Collect all lines from the records below that include the word "screenshot".

'''

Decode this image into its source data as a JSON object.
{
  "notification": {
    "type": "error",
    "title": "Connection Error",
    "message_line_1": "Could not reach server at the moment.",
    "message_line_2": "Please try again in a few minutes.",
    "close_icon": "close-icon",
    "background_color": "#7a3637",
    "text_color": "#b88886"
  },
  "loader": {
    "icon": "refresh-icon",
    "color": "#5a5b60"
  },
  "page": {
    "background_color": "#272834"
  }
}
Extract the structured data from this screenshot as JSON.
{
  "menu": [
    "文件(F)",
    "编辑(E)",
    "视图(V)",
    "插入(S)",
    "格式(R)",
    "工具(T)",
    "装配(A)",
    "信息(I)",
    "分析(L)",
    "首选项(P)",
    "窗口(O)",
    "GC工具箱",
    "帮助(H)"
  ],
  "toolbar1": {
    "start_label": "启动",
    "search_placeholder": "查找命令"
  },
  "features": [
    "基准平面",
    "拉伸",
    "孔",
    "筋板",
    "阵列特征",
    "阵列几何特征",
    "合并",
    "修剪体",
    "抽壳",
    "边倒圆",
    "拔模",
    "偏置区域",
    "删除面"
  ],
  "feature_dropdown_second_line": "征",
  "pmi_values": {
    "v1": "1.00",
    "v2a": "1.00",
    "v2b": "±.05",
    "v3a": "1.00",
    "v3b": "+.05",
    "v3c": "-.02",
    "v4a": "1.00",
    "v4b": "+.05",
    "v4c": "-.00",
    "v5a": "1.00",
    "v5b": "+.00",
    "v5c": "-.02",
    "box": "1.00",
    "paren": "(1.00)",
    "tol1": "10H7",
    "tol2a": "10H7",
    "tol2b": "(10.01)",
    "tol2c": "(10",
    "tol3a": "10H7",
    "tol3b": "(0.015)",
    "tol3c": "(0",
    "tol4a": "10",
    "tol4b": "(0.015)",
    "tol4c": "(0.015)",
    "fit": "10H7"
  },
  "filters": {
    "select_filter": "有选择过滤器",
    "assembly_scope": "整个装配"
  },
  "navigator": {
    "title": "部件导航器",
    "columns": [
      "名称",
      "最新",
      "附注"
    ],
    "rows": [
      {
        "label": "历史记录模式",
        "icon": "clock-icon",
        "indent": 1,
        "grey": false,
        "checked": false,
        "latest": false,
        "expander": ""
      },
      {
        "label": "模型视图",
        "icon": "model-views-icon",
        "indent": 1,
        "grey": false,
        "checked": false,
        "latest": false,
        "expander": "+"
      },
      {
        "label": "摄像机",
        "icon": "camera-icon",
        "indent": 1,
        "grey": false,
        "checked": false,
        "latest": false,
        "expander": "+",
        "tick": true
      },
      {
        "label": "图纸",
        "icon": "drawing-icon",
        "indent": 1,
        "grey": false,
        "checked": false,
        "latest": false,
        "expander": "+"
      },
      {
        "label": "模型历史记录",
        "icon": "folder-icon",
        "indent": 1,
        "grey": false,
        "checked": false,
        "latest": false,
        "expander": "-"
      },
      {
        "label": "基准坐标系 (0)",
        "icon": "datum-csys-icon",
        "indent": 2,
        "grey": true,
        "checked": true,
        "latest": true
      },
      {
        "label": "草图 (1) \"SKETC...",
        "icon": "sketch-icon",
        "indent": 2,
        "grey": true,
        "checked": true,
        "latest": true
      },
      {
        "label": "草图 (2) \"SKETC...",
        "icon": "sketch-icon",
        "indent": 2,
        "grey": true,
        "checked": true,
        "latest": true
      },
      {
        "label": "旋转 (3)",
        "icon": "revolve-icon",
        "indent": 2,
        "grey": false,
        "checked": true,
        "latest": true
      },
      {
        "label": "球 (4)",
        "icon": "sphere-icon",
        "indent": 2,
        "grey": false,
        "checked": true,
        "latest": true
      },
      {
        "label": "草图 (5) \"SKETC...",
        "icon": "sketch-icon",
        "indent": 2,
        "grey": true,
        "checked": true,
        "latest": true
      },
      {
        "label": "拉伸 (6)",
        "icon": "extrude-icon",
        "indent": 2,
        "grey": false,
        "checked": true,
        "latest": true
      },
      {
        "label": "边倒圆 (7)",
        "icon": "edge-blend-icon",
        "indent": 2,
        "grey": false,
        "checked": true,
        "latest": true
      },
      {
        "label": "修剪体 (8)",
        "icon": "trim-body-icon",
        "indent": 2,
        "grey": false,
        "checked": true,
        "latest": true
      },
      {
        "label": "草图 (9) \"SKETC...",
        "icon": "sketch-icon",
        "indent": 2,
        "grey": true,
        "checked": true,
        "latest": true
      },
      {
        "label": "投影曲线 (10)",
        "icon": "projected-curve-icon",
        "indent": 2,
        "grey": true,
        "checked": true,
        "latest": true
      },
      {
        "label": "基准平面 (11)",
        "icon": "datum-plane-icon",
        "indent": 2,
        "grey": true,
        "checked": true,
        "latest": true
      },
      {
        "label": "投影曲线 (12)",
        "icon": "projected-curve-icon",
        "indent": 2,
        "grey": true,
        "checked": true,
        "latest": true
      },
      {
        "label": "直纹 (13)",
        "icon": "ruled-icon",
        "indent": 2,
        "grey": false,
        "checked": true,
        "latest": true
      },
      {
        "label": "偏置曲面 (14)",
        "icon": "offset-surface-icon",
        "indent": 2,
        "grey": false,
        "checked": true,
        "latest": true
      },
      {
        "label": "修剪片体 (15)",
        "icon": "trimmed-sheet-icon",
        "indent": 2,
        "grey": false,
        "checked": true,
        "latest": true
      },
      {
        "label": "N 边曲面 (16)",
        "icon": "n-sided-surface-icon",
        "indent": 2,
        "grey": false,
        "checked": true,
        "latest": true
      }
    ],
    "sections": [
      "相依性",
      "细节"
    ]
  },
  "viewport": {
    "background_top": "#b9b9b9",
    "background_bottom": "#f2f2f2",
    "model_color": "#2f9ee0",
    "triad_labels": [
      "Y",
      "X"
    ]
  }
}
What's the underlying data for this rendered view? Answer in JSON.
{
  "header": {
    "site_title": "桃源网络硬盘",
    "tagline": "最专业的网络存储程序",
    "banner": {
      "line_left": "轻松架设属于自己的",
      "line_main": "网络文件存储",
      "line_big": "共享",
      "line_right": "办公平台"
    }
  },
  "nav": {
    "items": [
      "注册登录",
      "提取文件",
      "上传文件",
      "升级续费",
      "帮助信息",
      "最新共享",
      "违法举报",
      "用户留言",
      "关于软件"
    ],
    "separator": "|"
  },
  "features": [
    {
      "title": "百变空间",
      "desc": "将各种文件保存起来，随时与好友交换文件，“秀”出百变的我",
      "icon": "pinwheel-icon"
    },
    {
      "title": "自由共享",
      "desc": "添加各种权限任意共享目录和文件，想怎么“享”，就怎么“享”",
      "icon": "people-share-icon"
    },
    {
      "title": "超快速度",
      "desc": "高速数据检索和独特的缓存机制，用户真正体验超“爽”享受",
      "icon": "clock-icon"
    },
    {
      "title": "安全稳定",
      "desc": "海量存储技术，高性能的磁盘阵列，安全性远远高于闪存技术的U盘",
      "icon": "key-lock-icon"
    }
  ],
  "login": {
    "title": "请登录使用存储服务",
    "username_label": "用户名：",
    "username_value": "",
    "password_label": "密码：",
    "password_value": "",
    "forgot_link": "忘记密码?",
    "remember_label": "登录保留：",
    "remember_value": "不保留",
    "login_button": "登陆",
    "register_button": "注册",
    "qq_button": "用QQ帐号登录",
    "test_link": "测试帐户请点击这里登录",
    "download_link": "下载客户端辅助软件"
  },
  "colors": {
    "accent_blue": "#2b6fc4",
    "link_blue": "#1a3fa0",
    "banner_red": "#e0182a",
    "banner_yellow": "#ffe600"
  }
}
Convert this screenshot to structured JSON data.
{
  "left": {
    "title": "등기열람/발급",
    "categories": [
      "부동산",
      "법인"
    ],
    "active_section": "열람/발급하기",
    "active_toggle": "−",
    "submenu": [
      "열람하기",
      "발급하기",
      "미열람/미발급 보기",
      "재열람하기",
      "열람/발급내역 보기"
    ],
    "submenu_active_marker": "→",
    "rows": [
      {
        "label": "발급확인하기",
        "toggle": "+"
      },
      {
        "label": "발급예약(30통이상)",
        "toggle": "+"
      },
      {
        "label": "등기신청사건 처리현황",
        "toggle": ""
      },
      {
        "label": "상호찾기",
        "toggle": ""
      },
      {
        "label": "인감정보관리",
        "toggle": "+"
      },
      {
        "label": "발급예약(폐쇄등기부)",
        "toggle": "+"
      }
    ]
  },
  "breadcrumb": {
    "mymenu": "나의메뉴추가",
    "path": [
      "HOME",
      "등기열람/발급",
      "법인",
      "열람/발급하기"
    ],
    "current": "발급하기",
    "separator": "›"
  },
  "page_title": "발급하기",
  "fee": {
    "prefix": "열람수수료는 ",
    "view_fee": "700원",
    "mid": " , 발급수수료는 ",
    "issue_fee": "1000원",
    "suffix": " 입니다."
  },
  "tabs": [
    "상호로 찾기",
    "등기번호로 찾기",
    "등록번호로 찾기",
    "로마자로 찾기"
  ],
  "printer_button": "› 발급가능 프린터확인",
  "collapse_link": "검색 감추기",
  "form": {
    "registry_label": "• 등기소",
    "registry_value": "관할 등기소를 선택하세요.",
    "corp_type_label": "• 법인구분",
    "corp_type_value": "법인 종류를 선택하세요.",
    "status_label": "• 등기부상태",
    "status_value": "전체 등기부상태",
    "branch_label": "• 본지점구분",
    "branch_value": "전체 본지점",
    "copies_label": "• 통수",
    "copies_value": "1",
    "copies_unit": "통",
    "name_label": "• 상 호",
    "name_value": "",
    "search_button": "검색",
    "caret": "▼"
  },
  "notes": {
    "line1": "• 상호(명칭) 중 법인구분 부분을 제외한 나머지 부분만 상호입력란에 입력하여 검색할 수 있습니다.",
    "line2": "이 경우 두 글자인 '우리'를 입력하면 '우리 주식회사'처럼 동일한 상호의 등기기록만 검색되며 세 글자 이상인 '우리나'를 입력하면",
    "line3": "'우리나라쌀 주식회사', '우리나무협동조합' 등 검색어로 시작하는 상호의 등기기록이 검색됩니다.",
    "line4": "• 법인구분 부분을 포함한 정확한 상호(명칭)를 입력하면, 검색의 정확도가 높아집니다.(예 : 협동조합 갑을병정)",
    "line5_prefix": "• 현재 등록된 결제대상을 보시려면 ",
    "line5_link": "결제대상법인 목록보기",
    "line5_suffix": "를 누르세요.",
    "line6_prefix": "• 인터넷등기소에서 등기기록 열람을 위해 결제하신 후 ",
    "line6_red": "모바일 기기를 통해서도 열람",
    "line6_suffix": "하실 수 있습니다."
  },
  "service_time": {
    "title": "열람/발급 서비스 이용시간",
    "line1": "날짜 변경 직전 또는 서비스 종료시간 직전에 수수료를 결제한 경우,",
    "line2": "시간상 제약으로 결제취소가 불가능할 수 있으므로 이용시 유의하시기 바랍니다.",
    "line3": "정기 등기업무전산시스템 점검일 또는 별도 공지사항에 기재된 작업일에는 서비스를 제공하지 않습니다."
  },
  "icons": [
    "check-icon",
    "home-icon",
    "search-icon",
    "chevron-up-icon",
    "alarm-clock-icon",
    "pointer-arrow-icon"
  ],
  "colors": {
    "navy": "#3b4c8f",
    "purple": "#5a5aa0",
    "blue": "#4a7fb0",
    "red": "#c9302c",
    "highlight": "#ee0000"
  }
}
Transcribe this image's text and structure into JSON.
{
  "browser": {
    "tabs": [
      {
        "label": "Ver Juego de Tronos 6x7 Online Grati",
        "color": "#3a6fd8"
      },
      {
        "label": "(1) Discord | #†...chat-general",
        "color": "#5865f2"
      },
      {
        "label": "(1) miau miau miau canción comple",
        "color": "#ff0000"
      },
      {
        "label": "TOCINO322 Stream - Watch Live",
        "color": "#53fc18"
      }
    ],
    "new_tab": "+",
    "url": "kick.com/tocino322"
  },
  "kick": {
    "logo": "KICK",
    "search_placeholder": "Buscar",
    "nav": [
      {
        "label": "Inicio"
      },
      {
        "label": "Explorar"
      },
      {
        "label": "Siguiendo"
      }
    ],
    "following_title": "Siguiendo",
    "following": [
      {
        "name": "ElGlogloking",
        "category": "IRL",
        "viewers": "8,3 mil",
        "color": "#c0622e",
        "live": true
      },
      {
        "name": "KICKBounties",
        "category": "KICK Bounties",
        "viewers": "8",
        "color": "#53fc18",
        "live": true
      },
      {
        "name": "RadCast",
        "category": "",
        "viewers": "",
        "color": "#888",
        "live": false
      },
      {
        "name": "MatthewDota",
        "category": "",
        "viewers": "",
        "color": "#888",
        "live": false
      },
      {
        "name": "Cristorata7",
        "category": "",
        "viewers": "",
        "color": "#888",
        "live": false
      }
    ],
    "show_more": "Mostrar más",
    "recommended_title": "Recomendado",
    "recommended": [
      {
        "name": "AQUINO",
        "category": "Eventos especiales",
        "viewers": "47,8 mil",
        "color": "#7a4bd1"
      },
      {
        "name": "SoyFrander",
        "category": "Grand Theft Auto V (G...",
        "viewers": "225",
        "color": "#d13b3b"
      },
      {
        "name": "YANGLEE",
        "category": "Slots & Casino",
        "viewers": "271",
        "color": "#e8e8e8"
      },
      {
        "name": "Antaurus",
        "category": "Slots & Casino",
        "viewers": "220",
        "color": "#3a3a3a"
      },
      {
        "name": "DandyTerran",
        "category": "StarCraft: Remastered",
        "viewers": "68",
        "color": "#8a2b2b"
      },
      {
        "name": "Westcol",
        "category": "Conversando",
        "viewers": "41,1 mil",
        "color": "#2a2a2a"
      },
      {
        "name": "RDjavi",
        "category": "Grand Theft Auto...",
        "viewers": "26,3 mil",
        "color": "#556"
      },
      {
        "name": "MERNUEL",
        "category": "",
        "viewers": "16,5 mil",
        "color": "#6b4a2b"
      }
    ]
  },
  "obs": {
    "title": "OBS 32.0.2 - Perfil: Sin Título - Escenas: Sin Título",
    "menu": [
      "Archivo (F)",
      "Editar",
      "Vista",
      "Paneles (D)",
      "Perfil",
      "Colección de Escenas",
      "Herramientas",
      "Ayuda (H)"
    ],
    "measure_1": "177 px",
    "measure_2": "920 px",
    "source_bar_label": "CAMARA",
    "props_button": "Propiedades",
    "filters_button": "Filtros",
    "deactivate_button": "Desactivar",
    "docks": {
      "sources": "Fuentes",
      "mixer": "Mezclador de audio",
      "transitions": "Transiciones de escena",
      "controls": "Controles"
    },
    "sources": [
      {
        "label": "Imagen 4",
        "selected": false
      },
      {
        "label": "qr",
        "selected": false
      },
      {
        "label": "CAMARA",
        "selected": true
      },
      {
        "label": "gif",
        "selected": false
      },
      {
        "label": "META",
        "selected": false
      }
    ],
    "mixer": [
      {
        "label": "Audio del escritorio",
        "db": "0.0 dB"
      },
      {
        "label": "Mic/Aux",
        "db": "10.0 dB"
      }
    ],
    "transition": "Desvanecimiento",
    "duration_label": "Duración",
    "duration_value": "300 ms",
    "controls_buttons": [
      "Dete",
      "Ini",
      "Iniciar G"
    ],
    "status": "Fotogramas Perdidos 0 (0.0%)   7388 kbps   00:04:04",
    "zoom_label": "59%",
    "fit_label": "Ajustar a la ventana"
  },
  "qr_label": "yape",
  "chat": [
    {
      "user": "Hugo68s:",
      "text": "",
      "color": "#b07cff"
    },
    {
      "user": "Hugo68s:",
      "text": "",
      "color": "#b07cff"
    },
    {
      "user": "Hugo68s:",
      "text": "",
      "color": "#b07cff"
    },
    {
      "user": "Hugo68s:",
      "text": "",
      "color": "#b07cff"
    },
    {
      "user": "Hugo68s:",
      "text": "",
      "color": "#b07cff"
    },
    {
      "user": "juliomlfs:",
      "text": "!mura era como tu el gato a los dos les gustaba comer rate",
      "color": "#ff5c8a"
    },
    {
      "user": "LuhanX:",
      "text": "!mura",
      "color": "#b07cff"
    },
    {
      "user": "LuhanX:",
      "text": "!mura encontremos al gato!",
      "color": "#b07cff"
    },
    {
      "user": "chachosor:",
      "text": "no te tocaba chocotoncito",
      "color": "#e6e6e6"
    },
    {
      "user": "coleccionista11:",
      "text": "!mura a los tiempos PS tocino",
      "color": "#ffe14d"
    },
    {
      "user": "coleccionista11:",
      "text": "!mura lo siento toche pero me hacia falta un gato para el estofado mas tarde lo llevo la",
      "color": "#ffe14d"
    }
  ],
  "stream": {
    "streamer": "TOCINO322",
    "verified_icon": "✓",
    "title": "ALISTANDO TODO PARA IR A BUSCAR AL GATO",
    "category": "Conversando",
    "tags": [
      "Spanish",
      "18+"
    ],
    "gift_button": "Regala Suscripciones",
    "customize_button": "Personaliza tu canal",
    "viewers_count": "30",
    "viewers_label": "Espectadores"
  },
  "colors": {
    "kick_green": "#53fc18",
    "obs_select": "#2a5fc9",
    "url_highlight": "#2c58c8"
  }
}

'''

● Answer below:
Extract the structured data from this screenshot as JSON.
Convert this screenshot to structured JSON data.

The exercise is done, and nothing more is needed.